*Requirements*.
Your task is to output the listing word for word, with pictures excluded.

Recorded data
◆ ◆ ◆
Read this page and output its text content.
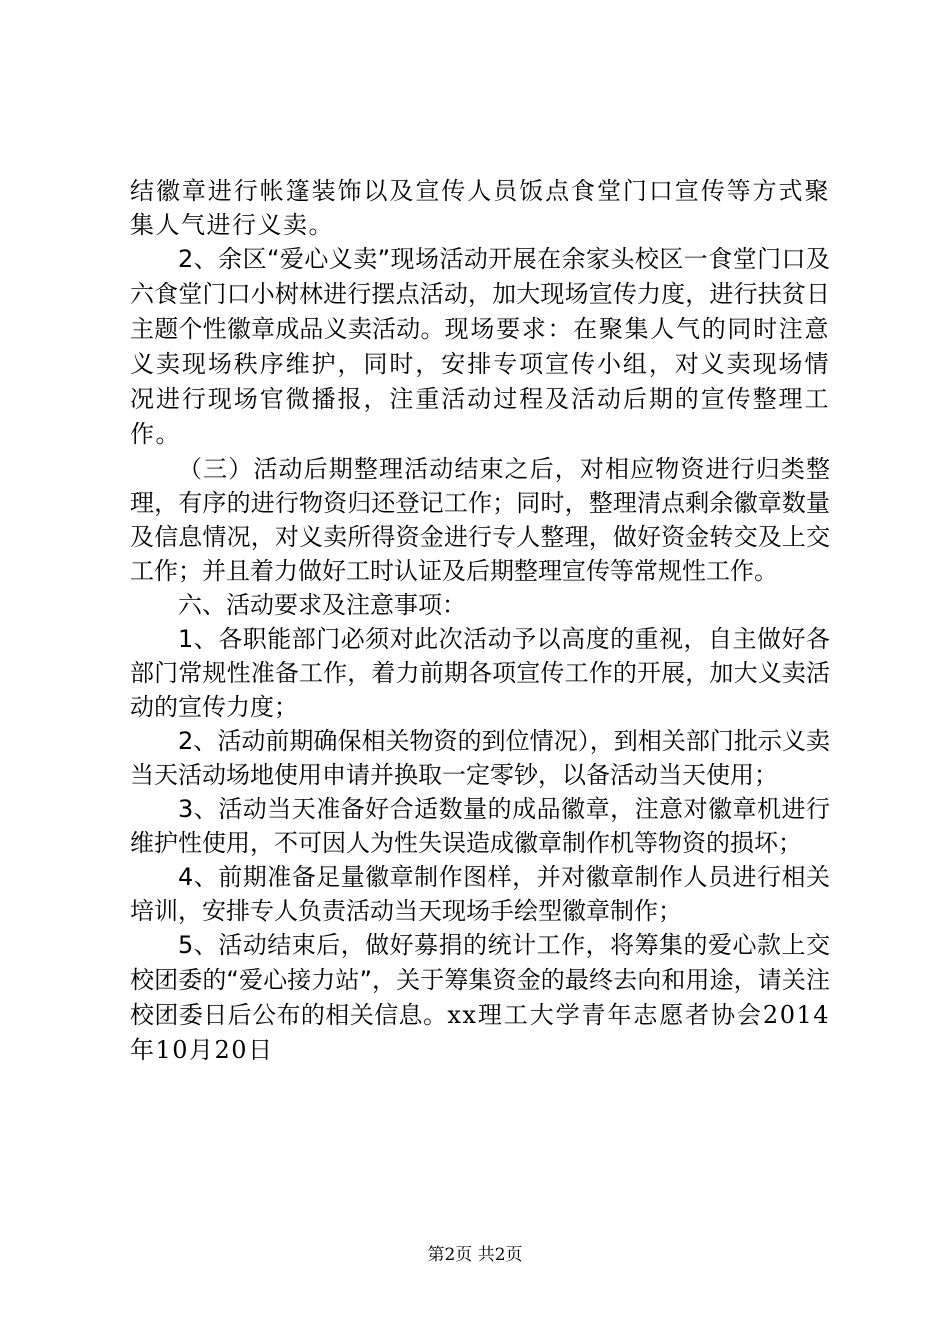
结徽章进行帐篷装饰以及宣传人员饭点食堂门口宣传等方式聚集人气进行义卖。

2、余区“爱心义卖”现场活动开展在余家头校区一食堂门口及六食堂门口小树林进行摆点活动，加大现场宣传力度，进行扶贫日主题个性徽章成品义卖活动。现场要求：在聚集人气的同时注意义卖现场秩序维护，同时，安排专项宣传小组，对义卖现场情况进行现场官微播报，注重活动过程及活动后期的宣传整理工作。

（三）活动后期整理活动结束之后，对相应物资进行归类整理，有序的进行物资归还登记工作；同时，整理清点剩余徽章数量及信息情况，对义卖所得资金进行专人整理，做好资金转交及上交工作；并且着力做好工时认证及后期整理宣传等常规性工作。

六、活动要求及注意事项：

1、各职能部门必须对此次活动予以高度的重视，自主做好各部门常规性准备工作，着力前期各项宣传工作的开展，加大义卖活动的宣传力度；

2、活动前期确保相关物资的到位情况），到相关部门批示义卖当天活动场地使用申请并换取一定零钞，以备活动当天使用；

3、活动当天准备好合适数量的成品徽章，注意对徽章机进行维护性使用，不可因人为性失误造成徽章制作机等物资的损坏；

4、前期准备足量徽章制作图样，并对徽章制作人员进行相关培训，安排专人负责活动当天现场手绘型徽章制作；

5、活动结束后，做好募捐的统计工作，将筹集的爱心款上交校团委的“爱心接力站”，关于筹集资金的最终去向和用途，请关注校团委日后公布的相关信息。xx理工大学青年志愿者协会2014年10月20日

第2页 共2页
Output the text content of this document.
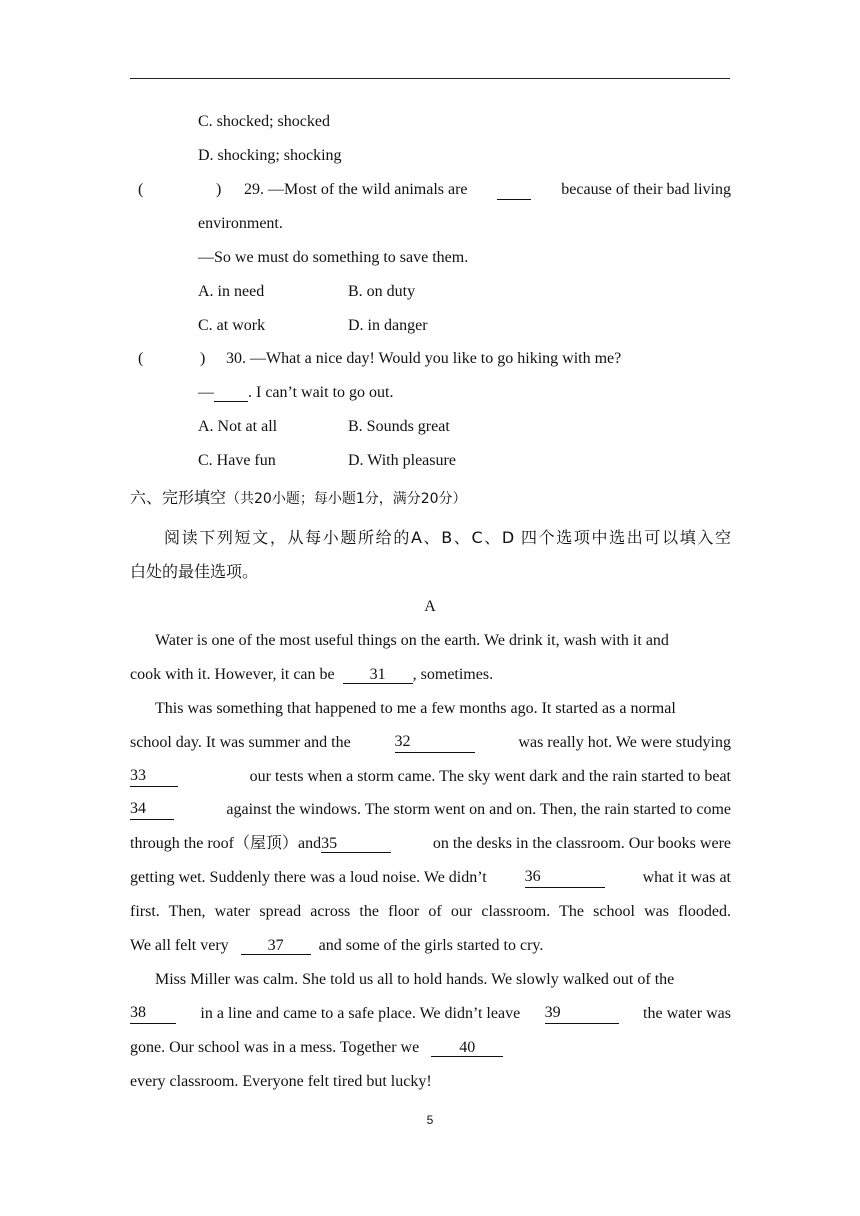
C. shocked; shocked
D. shocking; shocking
(	) 29. —Most of the wild animals are
	because of their bad living
environment.
—So we must do something to save them.
A. in need	B. on duty
C. at work	D. in danger
(	) 30. —What a nice day! Would you like to go hiking with me?
— . I can’t wait to go out.
A. Not at all	B. Sounds great
C. Have fun	D. With pleasure
六、完形填空（共20小题；每小题1分，满分20分）
阅读下列短文，从每小题所给的A、B、C、D 四个选项中选出可以填入空
白处的最佳选项。
A
Water is one of the most useful things on the earth. We drink it, wash with it and
cook with it. However, it can be 31 , sometimes.
This was something that happened to me a few months ago. It started as a normal
school day. It was summer and the	32	was really hot. We were studying
33	our tests when a storm came. The sky went dark and the rain started to beat
34	against the windows. The storm went on and on. Then, the rain started to come
through the roof（屋顶）and35	on the desks in the classroom. Our books were
getting wet. Suddenly there was a loud noise. We didn’t 36	what it was at
first. Then, water spread across the floor of our classroom. The school was flooded.
We all felt very 37 and some of the girls started to cry.
Miss Miller was calm. She told us all to hold hands. We slowly walked out of the
38	in a line and came to a safe place. We didn’t leave 39	the water was
gone. Our school was in a mess. Together we	40
every classroom. Everyone felt tired but lucky!
5
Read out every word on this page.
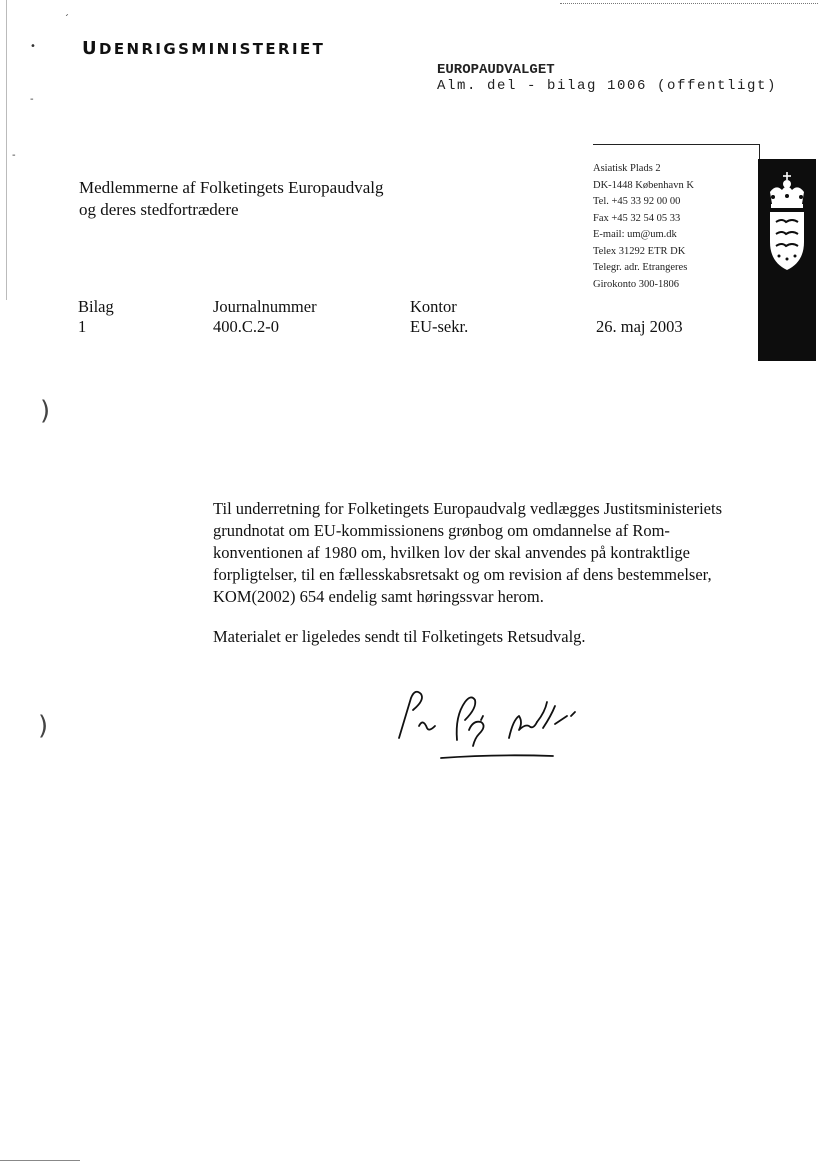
´
•
-
-
)
)
UDENRIGSMINISTERIET
EUROPAUDVALGET
Alm. del - bilag 1006 (offentligt)
Asiatisk Plads 2
DK-1448 København K
Tel. +45 33 92 00 00
Fax +45 32 54 05 33
E-mail: um@um.dk
Telex 31292 ETR DK
Telegr. adr. Etrangeres
Girokonto 300-1806
Medlemmerne af Folketingets Europaudvalg
og deres stedfortrædere
Bilag
1
Journalnummer
400.C.2-0
Kontor
EU-sekr.	26. maj 2003

Til underretning for Folketingets Europaudvalg vedlægges Justitsministeriets grundnotat om EU-kommissionens grønbog om omdannelse af Rom-konventionen af 1980 om, hvilken lov der skal anvendes på kontraktlige forpligtelser, til en fællesskabsretsakt og om revision af dens bestemmelser, KOM(2002) 654 endelig samt høringssvar herom.

Materialet er ligeledes sendt til Folketingets Retsudvalg.
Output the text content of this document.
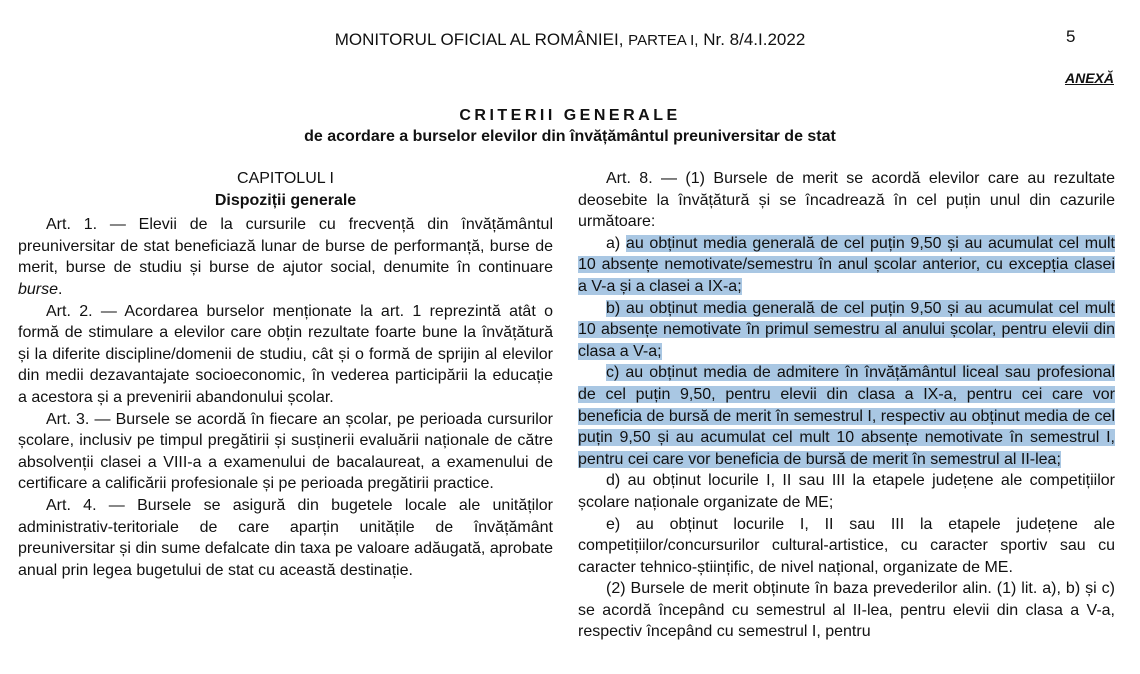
MONITORUL OFICIAL AL ROMÂNIEI, PARTEA I, Nr. 8/4.I.2022	5
ANEXĂ
CRITERII GENERALE
de acordare a burselor elevilor din învățământul preuniversitar de stat
CAPITOLUL I
Dispoziții generale

Art. 1. — Elevii de la cursurile cu frecvență din învățământul preuniversitar de stat beneficiază lunar de burse de performanță, burse de merit, burse de studiu și burse de ajutor social, denumite în continuare burse.

Art. 2. — Acordarea burselor menționate la art. 1 reprezintă atât o formă de stimulare a elevilor care obțin rezultate foarte bune la învățătură și la diferite discipline/domenii de studiu, cât și o formă de sprijin al elevilor din medii dezavantajate socioeconomic, în vederea participării la educație a acestora și a prevenirii abandonului școlar.

Art. 3. — Bursele se acordă în fiecare an școlar, pe perioada cursurilor școlare, inclusiv pe timpul pregătirii și susținerii evaluării naționale de către absolvenții clasei a VIII-a a examenului de bacalaureat, a examenului de certificare a calificării profesionale și pe perioada pregătirii practice.

Art. 4. — Bursele se asigură din bugetele locale ale unităților administrativ-teritoriale de care aparțin unitățile de învățământ preuniversitar și din sume defalcate din taxa pe valoare adăugată, aprobate anual prin legea bugetului de stat cu această destinație.

Art. 8. — (1) Bursele de merit se acordă elevilor care au rezultate deosebite la învățătură și se încadrează în cel puțin unul din cazurile următoare:

a) au obținut media generală de cel puțin 9,50 și au acumulat cel mult 10 absențe nemotivate/semestru în anul școlar anterior, cu excepția clasei a V-a și a clasei a IX-a;

b) au obținut media generală de cel puțin 9,50 și au acumulat cel mult 10 absențe nemotivate în primul semestru al anului școlar, pentru elevii din clasa a V-a;

c) au obținut media de admitere în învățământul liceal sau profesional de cel puțin 9,50, pentru elevii din clasa a IX-a, pentru cei care vor beneficia de bursă de merit în semestrul I, respectiv au obținut media de cel puțin 9,50 și au acumulat cel mult 10 absențe nemotivate în semestrul I, pentru cei care vor beneficia de bursă de merit în semestrul al II-lea;

d) au obținut locurile I, II sau III la etapele județene ale competițiilor școlare naționale organizate de ME;

e) au obținut locurile I, II sau III la etapele județene ale competițiilor/concursurilor cultural-artistice, cu caracter sportiv sau cu caracter tehnico-științific, de nivel național, organizate de ME.

(2) Bursele de merit obținute în baza prevederilor alin. (1) lit. a), b) și c) se acordă începând cu semestrul al II-lea, pentru elevii din clasa a V-a, respectiv începând cu semestrul I, pentru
◆ ◆ ◆
*Response to the task*.
Read this page and output its text content.
结徽章进行帐篷装饰以及宣传人员饭点食堂门口宣传等方式聚集人气进行义卖。

2、余区“爱心义卖”现场活动开展在余家头校区一食堂门口及六食堂门口小树林进行摆点活动，加大现场宣传力度，进行扶贫日主题个性徽章成品义卖活动。现场要求：在聚集人气的同时注意义卖现场秩序维护，同时，安排专项宣传小组，对义卖现场情况进行现场官微播报，注重活动过程及活动后期的宣传整理工作。

（三）活动后期整理活动结束之后，对相应物资进行归类整理，有序的进行物资归还登记工作；同时，整理清点剩余徽章数量及信息情况，对义卖所得资金进行专人整理，做好资金转交及上交工作；并且着力做好工时认证及后期整理宣传等常规性工作。

六、活动要求及注意事项：

1、各职能部门必须对此次活动予以高度的重视，自主做好各部门常规性准备工作，着力前期各项宣传工作的开展，加大义卖活动的宣传力度；

2、活动前期确保相关物资的到位情况），到相关部门批示义卖当天活动场地使用申请并换取一定零钞，以备活动当天使用；

3、活动当天准备好合适数量的成品徽章，注意对徽章机进行维护性使用，不可因人为性失误造成徽章制作机等物资的损坏；

4、前期准备足量徽章制作图样，并对徽章制作人员进行相关培训，安排专人负责活动当天现场手绘型徽章制作；

5、活动结束后，做好募捐的统计工作，将筹集的爱心款上交校团委的“爱心接力站”，关于筹集资金的最终去向和用途，请关注校团委日后公布的相关信息。xx理工大学青年志愿者协会2014年10月20日

第2页 共2页
Output the text content of this document.
C. shocked; shocked
D. shocking; shocking
(	) 29. —Most of the wild animals are
	because of their bad living
environment.
—So we must do something to save them.
A. in need	B. on duty
C. at work	D. in danger
(	) 30. —What a nice day! Would you like to go hiking with me?
— . I can’t wait to go out.
A. Not at all	B. Sounds great
C. Have fun	D. With pleasure
六、完形填空（共20小题；每小题1分，满分20分）
阅读下列短文，从每小题所给的A、B、C、D 四个选项中选出可以填入空
白处的最佳选项。
A
Water is one of the most useful things on the earth. We drink it, wash with it and
cook with it. However, it can be 31 , sometimes.
This was something that happened to me a few months ago. It started as a normal
school day. It was summer and the	32	was really hot. We were studying
33	our tests when a storm came. The sky went dark and the rain started to beat
34	against the windows. The storm went on and on. Then, the rain started to come
through the roof（屋顶）and35	on the desks in the classroom. Our books were
getting wet. Suddenly there was a loud noise. We didn’t 36	what it was at
first. Then, water spread across the floor of our classroom. The school was flooded.
We all felt very 37 and some of the girls started to cry.
Miss Miller was calm. She told us all to hold hands. We slowly walked out of the
38	in a line and came to a safe place. We didn’t leave 39	the water was
gone. Our school was in a mess. Together we	40
every classroom. Everyone felt tired but lucky!
5
Read out every word on this page.
´
•
-
-
)
)
UDENRIGSMINISTERIET
EUROPAUDVALGET
Alm. del - bilag 1006 (offentligt)
Asiatisk Plads 2
DK-1448 København K
Tel. +45 33 92 00 00
Fax +45 32 54 05 33
E-mail: um@um.dk
Telex 31292 ETR DK
Telegr. adr. Etrangeres
Girokonto 300-1806
Medlemmerne af Folketingets Europaudvalg
og deres stedfortrædere
Bilag
1
Journalnummer
400.C.2-0
Kontor
EU-sekr.	26. maj 2003

Til underretning for Folketingets Europaudvalg vedlægges Justitsministeriets grundnotat om EU-kommissionens grønbog om omdannelse af Rom-konventionen af 1980 om, hvilken lov der skal anvendes på kontraktlige forpligtelser, til en fællesskabsretsakt og om revision af dens bestemmelser, KOM(2002) 654 endelig samt høringssvar herom.

Materialet er ligeledes sendt til Folketingets Retsudvalg.
Output the text content of this document.
MONITORUL OFICIAL AL ROMÂNIEI, PARTEA I, Nr. 8/4.I.2022	5
ANEXĂ
CRITERII GENERALE
de acordare a burselor elevilor din învățământul preuniversitar de stat
CAPITOLUL I
Dispoziții generale

Art. 1. — Elevii de la cursurile cu frecvență din învățământul preuniversitar de stat beneficiază lunar de burse de performanță, burse de merit, burse de studiu și burse de ajutor social, denumite în continuare burse.

Art. 2. — Acordarea burselor menționate la art. 1 reprezintă atât o formă de stimulare a elevilor care obțin rezultate foarte bune la învățătură și la diferite discipline/domenii de studiu, cât și o formă de sprijin al elevilor din medii dezavantajate socioeconomic, în vederea participării la educație a acestora și a prevenirii abandonului școlar.

Art. 3. — Bursele se acordă în fiecare an școlar, pe perioada cursurilor școlare, inclusiv pe timpul pregătirii și susținerii evaluării naționale de către absolvenții clasei a VIII-a a examenului de bacalaureat, a examenului de certificare a calificării profesionale și pe perioada pregătirii practice.

Art. 4. — Bursele se asigură din bugetele locale ale unităților administrativ-teritoriale de care aparțin unitățile de învățământ preuniversitar și din sume defalcate din taxa pe valoare adăugată, aprobate anual prin legea bugetului de stat cu această destinație.

Art. 8. — (1) Bursele de merit se acordă elevilor care au rezultate deosebite la învățătură și se încadrează în cel puțin unul din cazurile următoare:

a) au obținut media generală de cel puțin 9,50 și au acumulat cel mult 10 absențe nemotivate/semestru în anul școlar anterior, cu excepția clasei a V-a și a clasei a IX-a;

b) au obținut media generală de cel puțin 9,50 și au acumulat cel mult 10 absențe nemotivate în primul semestru al anului școlar, pentru elevii din clasa a V-a;

c) au obținut media de admitere în învățământul liceal sau profesional de cel puțin 9,50, pentru elevii din clasa a IX-a, pentru cei care vor beneficia de bursă de merit în semestrul I, respectiv au obținut media de cel puțin 9,50 și au acumulat cel mult 10 absențe nemotivate în semestrul I, pentru cei care vor beneficia de bursă de merit în semestrul al II-lea;

d) au obținut locurile I, II sau III la etapele județene ale competițiilor școlare naționale organizate de ME;

e) au obținut locurile I, II sau III la etapele județene ale competițiilor/concursurilor cultural-artistice, cu caracter sportiv sau cu caracter tehnico-științific, de nivel național, organizate de ME.

(2) Bursele de merit obținute în baza prevederilor alin. (1) lit. a), b) și c) se acordă începând cu semestrul al II-lea, pentru elevii din clasa a V-a, respectiv începând cu semestrul I, pentru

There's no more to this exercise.